*Objective*
Gather each line in the entries that includes the string "values".

*Records about charts and figures*
───

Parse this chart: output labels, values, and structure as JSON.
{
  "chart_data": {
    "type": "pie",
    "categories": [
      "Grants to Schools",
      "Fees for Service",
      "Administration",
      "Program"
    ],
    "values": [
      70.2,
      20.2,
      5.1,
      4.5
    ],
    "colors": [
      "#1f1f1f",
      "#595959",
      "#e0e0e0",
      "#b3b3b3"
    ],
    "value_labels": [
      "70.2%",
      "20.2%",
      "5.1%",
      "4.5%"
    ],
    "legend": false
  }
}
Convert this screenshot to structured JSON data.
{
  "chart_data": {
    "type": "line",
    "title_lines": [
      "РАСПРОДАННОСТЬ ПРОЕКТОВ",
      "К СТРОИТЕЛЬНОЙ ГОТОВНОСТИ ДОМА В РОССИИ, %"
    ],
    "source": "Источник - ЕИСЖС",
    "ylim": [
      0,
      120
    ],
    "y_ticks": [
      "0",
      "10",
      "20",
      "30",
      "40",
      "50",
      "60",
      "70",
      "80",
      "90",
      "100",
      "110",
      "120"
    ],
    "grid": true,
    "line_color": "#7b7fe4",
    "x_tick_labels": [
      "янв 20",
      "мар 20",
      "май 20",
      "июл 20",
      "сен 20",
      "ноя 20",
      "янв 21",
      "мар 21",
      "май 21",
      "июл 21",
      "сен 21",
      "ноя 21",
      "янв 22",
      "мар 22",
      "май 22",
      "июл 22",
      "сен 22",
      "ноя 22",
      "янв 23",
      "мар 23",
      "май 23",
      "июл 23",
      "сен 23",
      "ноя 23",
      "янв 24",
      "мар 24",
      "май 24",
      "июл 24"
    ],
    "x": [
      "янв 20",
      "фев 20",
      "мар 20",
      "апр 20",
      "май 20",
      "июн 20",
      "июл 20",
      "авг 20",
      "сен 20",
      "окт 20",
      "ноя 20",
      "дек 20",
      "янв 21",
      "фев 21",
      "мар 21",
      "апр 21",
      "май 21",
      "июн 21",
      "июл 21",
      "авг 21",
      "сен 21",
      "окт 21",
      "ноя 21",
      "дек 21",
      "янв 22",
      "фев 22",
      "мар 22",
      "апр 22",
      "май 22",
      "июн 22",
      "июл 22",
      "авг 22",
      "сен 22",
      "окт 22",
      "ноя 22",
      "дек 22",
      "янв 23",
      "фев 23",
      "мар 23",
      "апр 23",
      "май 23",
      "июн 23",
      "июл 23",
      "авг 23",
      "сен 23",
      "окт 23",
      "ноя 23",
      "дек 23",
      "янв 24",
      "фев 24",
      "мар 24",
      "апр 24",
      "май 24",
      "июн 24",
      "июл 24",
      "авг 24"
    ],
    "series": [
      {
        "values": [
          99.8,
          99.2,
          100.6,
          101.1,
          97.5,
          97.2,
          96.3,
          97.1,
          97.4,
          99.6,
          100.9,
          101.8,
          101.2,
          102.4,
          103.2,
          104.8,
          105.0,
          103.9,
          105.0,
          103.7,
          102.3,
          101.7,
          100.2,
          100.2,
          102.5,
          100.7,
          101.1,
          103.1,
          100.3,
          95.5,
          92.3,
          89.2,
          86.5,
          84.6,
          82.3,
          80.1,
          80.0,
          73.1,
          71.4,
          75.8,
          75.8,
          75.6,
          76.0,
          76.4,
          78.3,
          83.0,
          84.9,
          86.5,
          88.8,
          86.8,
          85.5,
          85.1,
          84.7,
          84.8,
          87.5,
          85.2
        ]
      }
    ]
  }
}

───

*Answer to this task*
Parse this chart: output labels, values, and structure as JSON.
    "values": [
        "values": [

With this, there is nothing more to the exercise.